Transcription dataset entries

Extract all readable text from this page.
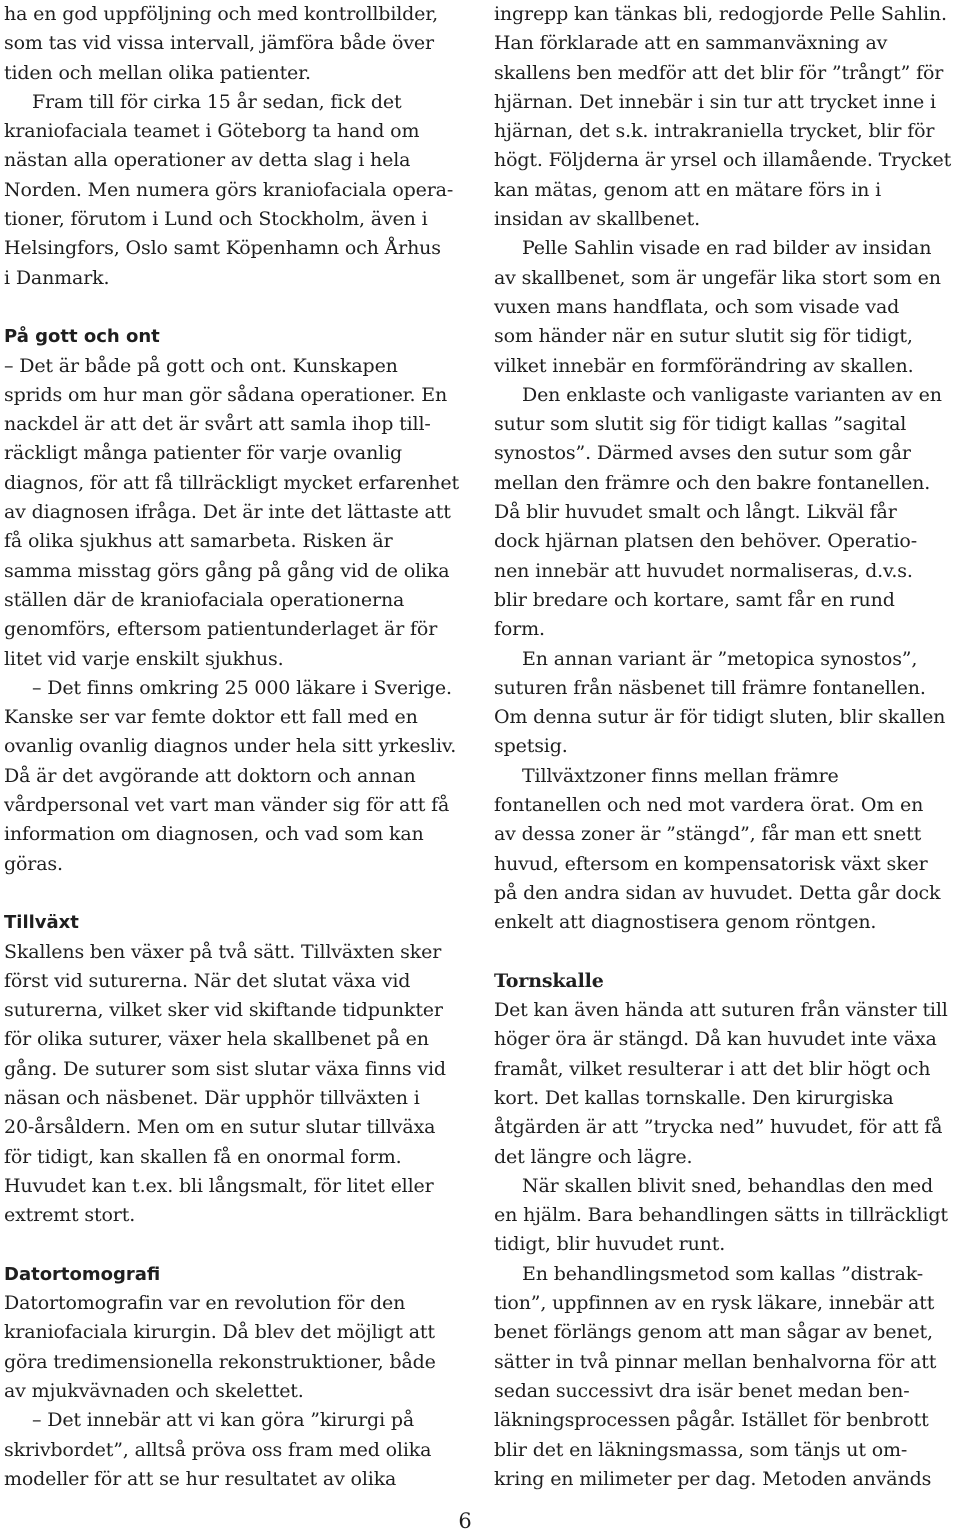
ha en god uppföljning och med kontrollbilder,
som tas vid vissa intervall, jämföra både över
tiden och mellan olika patienter.
Fram till för cirka 15 år sedan, fick det
kraniofaciala teamet i Göteborg ta hand om
nästan alla operationer av detta slag i hela
Norden. Men numera görs kraniofaciala opera-
tioner, förutom i Lund och Stockholm, även i
Helsingfors, Oslo samt Köpenhamn och Århus
i Danmark.
På gott och ont
– Det är både på gott och ont. Kunskapen
sprids om hur man gör sådana operationer. En
nackdel är att det är svårt att samla ihop till-
räckligt många patienter för varje ovanlig
diagnos, för att få tillräckligt mycket erfarenhet
av diagnosen ifråga. Det är inte det lättaste att
få olika sjukhus att samarbeta. Risken är
samma misstag görs gång på gång vid de olika
ställen där de kraniofaciala operationerna
genomförs, eftersom patientunderlaget är för
litet vid varje enskilt sjukhus.
– Det finns omkring 25 000 läkare i Sverige.
Kanske ser var femte doktor ett fall med en
ovanlig ovanlig diagnos under hela sitt yrkesliv.
Då är det avgörande att doktorn och annan
vårdpersonal vet vart man vänder sig för att få
information om diagnosen, och vad som kan
göras.
Tillväxt
Skallens ben växer på två sätt. Tillväxten sker
först vid suturerna. När det slutat växa vid
suturerna, vilket sker vid skiftande tidpunkter
för olika suturer, växer hela skallbenet på en
gång. De suturer som sist slutar växa finns vid
näsan och näsbenet. Där upphör tillväxten i
20-årsåldern. Men om en sutur slutar tillväxa
för tidigt, kan skallen få en onormal form.
Huvudet kan t.ex. bli långsmalt, för litet eller
extremt stort.
Datortomografi
Datortomografin var en revolution för den
kraniofaciala kirurgin. Då blev det möjligt att
göra tredimensionella rekonstruktioner, både
av mjukvävnaden och skelettet.
– Det innebär att vi kan göra ”kirurgi på
skrivbordet”, alltså pröva oss fram med olika
modeller för att se hur resultatet av olika
ingrepp kan tänkas bli, redogjorde Pelle Sahlin.
Han förklarade att en sammanväxning av
skallens ben medför att det blir för ”trångt” för
hjärnan. Det innebär i sin tur att trycket inne i
hjärnan, det s.k. intrakraniella trycket, blir för
högt. Följderna är yrsel och illamående. Trycket
kan mätas, genom att en mätare förs in i
insidan av skallbenet.
Pelle Sahlin visade en rad bilder av insidan
av skallbenet, som är ungefär lika stort som en
vuxen mans handflata, och som visade vad
som händer när en sutur slutit sig för tidigt,
vilket innebär en formförändring av skallen.
Den enklaste och vanligaste varianten av en
sutur som slutit sig för tidigt kallas ”sagital
synostos”. Därmed avses den sutur som går
mellan den främre och den bakre fontanellen.
Då blir huvudet smalt och långt. Likväl får
dock hjärnan platsen den behöver. Operatio-
nen innebär att huvudet normaliseras, d.v.s.
blir bredare och kortare, samt får en rund
form.
En annan variant är ”metopica synostos”,
suturen från näsbenet till främre fontanellen.
Om denna sutur är för tidigt sluten, blir skallen
spetsig.
Tillväxtzoner finns mellan främre
fontanellen och ned mot vardera örat. Om en
av dessa zoner är ”stängd”, får man ett snett
huvud, eftersom en kompensatorisk växt sker
på den andra sidan av huvudet. Detta går dock
enkelt att diagnostisera genom röntgen.
Tornskalle
Det kan även hända att suturen från vänster till
höger öra är stängd. Då kan huvudet inte växa
framåt, vilket resulterar i att det blir högt och
kort. Det kallas tornskalle. Den kirurgiska
åtgärden är att ”trycka ned” huvudet, för att få
det längre och lägre.
När skallen blivit sned, behandlas den med
en hjälm. Bara behandlingen sätts in tillräckligt
tidigt, blir huvudet runt.
En behandlingsmetod som kallas ”distrak-
tion”, uppfinnen av en rysk läkare, innebär att
benet förlängs genom att man sågar av benet,
sätter in två pinnar mellan benhalvorna för att
sedan successivt dra isär benet medan ben-
läkningsprocessen pågår. Istället för benbrott
blir det en läkningsmassa, som tänjs ut om-
kring en milimeter per dag. Metoden används
6
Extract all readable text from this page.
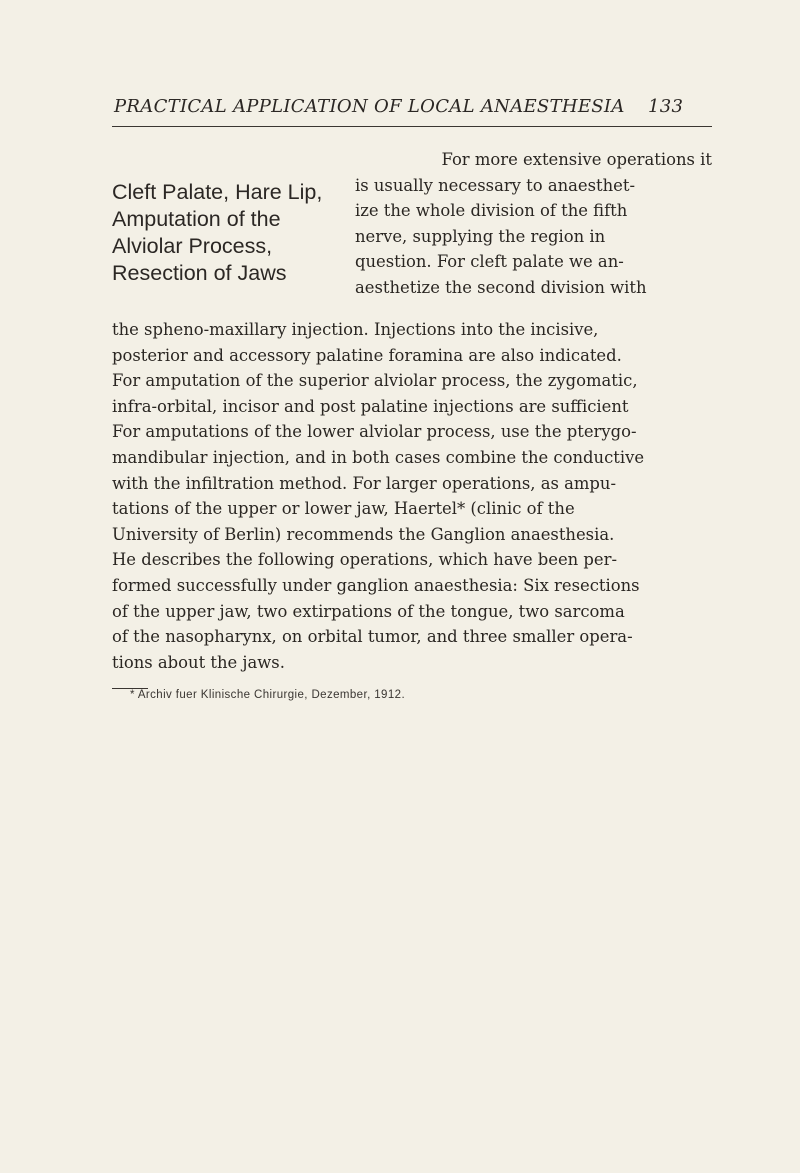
PRACTICAL APPLICATION OF LOCAL ANAESTHESIA 133
Cleft Palate, Hare Lip,
Amputation of the
Alviolar Process,
Resection of Jaws
For more extensive operations it
is usually necessary to anaesthet-
ize the whole division of the fifth
nerve, supplying the region in
question. For cleft palate we an-
aesthetize the second division with
the spheno-maxillary injection. Injections into the incisive,
posterior and accessory palatine foramina are also indicated.
For amputation of the superior alviolar process, the zygomatic,
infra-orbital, incisor and post palatine injections are sufficient
For amputations of the lower alviolar process, use the pterygo-
mandibular injection, and in both cases combine the conductive
with the infiltration method. For larger operations, as ampu-
tations of the upper or lower jaw, Haertel* (clinic of the
University of Berlin) recommends the Ganglion anaesthesia.
He describes the following operations, which have been per-
formed successfully under ganglion anaesthesia: Six resections
of the upper jaw, two extirpations of the tongue, two sarcoma
of the nasopharynx, on orbital tumor, and three smaller opera-
tions about the jaws.
* Archiv fuer Klinische Chirurgie, Dezember, 1912.
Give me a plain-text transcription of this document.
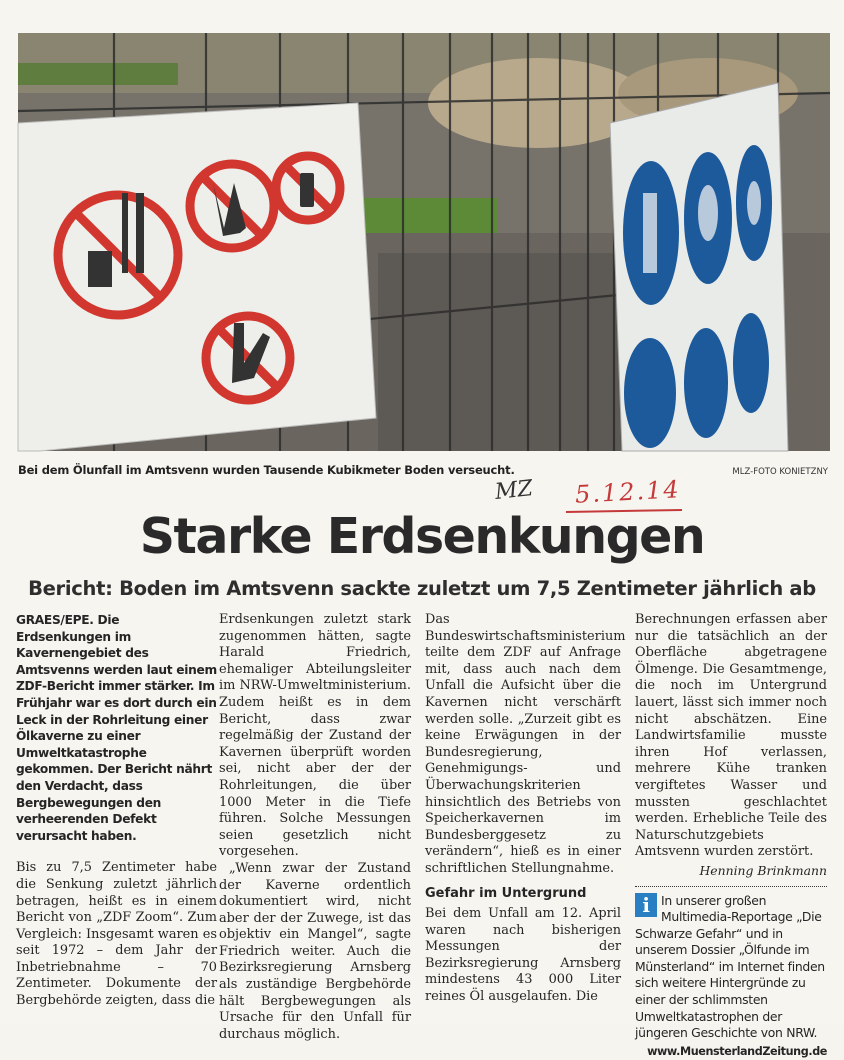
Bei dem Ölunfall im Amtsvenn wurden Tausende Kubikmeter Boden verseucht.	MLZ-FOTO KONIETZNY
MZ 5.12.14
Starke Erdsenkungen
Bericht: Boden im Amtsvenn sackte zuletzt um 7,5 Zentimeter jährlich ab

GRAES/EPE. Die Erdsenkungen im Kavernengebiet des Amtsvenns werden laut einem ZDF-Bericht immer stärker. Im Frühjahr war es dort durch ein Leck in der Rohrleitung einer Ölkaverne zu einer Umweltkatastrophe gekommen. Der Bericht nährt den Verdacht, dass Bergbewegungen den verheerenden Defekt verursacht haben.

Bis zu 7,5 Zentimeter habe die Senkung zuletzt jährlich betragen, heißt es in einem Bericht von „ZDF Zoom“. Zum Vergleich: Insgesamt waren es seit 1972 – dem Jahr der Inbetriebnahme – 70 Zentimeter. Dokumente der Bergbehörde zeigten, dass die

Erdsenkungen zuletzt stark zugenommen hätten, sagte Harald Friedrich, ehemaliger Abteilungsleiter im NRW-Umweltministerium. Zudem heißt es in dem Bericht, dass zwar regelmäßig der Zustand der Kavernen überprüft worden sei, nicht aber der der Rohrleitungen, die über 1000 Meter in die Tiefe führen. Solche Messungen seien gesetzlich nicht vorgesehen.

„Wenn zwar der Zustand der Kaverne ordentlich dokumentiert wird, nicht aber der der Zuwege, ist das objektiv ein Mangel“, sagte Friedrich weiter. Auch die Bezirksregierung Arnsberg als zuständige Bergbehörde hält Bergbewegungen als Ursache für den Unfall für durchaus möglich.

Das Bundeswirtschaftsministerium teilte dem ZDF auf Anfrage mit, dass auch nach dem Unfall die Aufsicht über die Kavernen nicht verschärft werden solle. „Zurzeit gibt es keine Erwägungen in der Bundesregierung, Genehmigungs- und Überwachungskriterien hinsichtlich des Betriebs von Speicherkavernen im Bundesberggesetz zu verändern“, hieß es in einer schriftlichen Stellungnahme.

Gefahr im Untergrund

Bei dem Unfall am 12. April waren nach bisherigen Messungen der Bezirksregierung Arnsberg mindestens 43 000 Liter reines Öl ausgelaufen. Die

Berechnungen erfassen aber nur die tatsächlich an der Oberfläche abgetragene Ölmenge. Die Gesamtmenge, die noch im Untergrund lauert, lässt sich immer noch nicht abschätzen. Eine Landwirtsfamilie musste ihren Hof verlassen, mehrere Kühe tranken vergiftetes Wasser und mussten geschlachtet werden. Erhebliche Teile des Naturschutzgebiets Amtsvenn wurden zerstört.

Henning Brinkmann
i In unserer großen Multimedia-Reportage „Die Schwarze Gefahr“ und in unserem Dossier „Ölfunde im Münsterland“ im Internet finden sich weitere Hintergründe zu einer der schlimmsten Umweltkatastrophen der jüngeren Geschichte von NRW.
www.MuensterlandZeitung.de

**TRY IT**
Show the lines of the data that hold the word "diagnosen".

**REPLY TO THE EXERCISE**
av diagnosen ifråga. Det är inte det lättaste att
information om diagnosen, och vad som kan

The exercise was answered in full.